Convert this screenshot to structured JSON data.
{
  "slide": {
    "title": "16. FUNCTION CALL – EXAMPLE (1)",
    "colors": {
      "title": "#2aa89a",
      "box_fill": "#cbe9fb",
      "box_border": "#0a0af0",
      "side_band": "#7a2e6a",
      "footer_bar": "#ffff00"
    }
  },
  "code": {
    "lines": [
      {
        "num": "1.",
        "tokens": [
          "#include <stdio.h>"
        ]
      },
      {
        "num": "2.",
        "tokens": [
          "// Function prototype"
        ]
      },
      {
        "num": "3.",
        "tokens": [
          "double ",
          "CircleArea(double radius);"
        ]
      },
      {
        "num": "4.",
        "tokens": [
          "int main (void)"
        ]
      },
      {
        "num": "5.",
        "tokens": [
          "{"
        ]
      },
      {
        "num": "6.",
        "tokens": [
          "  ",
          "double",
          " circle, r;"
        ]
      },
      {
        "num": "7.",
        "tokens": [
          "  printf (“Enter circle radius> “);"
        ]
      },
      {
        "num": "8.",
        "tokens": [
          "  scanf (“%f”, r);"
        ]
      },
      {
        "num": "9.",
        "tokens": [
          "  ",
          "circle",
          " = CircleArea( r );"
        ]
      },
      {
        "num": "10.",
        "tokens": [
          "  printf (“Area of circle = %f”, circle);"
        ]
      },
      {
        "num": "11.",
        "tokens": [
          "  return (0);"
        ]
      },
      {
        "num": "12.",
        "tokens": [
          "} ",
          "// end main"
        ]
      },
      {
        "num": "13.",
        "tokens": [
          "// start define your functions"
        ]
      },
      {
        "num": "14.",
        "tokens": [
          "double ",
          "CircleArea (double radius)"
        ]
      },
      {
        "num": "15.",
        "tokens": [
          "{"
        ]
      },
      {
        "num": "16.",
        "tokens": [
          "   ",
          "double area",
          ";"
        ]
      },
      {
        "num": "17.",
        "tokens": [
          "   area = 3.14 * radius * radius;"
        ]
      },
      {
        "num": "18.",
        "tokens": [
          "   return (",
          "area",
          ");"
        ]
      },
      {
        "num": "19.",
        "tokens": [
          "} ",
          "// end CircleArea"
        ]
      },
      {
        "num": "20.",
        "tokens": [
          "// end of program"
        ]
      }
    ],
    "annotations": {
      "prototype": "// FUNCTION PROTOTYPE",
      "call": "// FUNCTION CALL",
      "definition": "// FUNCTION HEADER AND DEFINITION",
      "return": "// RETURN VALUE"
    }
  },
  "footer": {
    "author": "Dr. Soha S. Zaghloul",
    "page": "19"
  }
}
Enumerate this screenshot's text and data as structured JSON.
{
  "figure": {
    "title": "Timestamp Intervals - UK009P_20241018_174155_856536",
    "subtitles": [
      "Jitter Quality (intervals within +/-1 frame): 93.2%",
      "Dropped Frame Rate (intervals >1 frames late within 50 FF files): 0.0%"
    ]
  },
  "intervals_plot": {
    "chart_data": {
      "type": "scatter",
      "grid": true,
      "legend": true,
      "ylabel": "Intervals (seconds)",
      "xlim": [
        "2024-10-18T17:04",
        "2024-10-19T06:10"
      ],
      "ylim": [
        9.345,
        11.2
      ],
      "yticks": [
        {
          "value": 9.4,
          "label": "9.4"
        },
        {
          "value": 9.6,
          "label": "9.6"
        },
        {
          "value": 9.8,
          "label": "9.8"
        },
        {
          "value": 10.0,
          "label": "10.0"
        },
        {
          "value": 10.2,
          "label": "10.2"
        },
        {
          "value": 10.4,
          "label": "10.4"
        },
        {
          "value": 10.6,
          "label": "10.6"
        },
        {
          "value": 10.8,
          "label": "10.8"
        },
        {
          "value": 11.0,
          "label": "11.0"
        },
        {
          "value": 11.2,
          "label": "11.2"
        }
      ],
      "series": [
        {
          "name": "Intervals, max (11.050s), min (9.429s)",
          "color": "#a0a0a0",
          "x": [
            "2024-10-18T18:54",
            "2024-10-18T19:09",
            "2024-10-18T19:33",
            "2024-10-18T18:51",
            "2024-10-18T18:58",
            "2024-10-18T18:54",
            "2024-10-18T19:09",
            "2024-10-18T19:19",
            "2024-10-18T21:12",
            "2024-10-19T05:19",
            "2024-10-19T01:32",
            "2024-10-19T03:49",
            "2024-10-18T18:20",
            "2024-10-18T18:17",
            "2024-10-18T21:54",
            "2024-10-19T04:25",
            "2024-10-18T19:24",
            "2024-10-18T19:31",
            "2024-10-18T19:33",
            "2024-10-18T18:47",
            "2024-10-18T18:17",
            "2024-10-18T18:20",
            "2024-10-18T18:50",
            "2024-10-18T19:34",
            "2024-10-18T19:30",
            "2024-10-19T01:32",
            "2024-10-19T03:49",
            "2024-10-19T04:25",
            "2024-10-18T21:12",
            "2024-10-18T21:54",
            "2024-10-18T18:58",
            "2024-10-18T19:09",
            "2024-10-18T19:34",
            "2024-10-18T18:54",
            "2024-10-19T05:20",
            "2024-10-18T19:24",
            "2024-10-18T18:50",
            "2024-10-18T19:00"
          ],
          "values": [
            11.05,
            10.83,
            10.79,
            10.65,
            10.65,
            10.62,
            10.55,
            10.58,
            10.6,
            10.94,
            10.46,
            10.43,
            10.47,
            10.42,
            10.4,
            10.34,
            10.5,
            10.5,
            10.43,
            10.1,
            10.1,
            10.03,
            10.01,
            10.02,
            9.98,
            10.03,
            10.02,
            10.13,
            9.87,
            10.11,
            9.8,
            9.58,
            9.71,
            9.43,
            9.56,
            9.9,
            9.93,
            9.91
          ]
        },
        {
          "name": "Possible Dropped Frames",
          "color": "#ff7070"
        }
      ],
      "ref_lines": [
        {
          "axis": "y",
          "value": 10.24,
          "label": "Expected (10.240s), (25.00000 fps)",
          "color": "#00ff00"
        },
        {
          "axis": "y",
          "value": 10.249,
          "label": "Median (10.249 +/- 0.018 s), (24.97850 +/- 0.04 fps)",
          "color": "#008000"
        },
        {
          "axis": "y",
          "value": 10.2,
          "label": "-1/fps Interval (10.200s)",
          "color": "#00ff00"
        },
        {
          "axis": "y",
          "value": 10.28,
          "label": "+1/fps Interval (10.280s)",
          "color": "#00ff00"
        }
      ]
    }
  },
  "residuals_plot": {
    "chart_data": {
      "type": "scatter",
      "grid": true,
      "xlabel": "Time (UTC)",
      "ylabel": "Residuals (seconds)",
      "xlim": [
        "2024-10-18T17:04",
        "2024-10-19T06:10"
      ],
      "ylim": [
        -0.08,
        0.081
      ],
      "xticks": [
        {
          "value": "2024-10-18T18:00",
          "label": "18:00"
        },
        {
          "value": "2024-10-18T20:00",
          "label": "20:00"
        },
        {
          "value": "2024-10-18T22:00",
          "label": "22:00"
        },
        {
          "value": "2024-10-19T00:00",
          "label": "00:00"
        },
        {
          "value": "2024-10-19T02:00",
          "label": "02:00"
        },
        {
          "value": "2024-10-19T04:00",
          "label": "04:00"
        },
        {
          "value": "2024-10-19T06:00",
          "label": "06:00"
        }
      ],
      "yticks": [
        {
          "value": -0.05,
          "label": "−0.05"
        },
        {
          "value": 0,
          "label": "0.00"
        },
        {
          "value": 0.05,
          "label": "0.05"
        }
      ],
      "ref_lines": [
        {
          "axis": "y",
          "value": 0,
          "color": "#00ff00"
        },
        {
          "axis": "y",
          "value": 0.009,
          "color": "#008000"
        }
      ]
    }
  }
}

===

▸ What is needed
Consider the entries above and return each line with the string "printf".

▸ Finished answer
          "  printf (“Enter circle radius> “);"
          "  printf (“Area of circle = %f”, circle);"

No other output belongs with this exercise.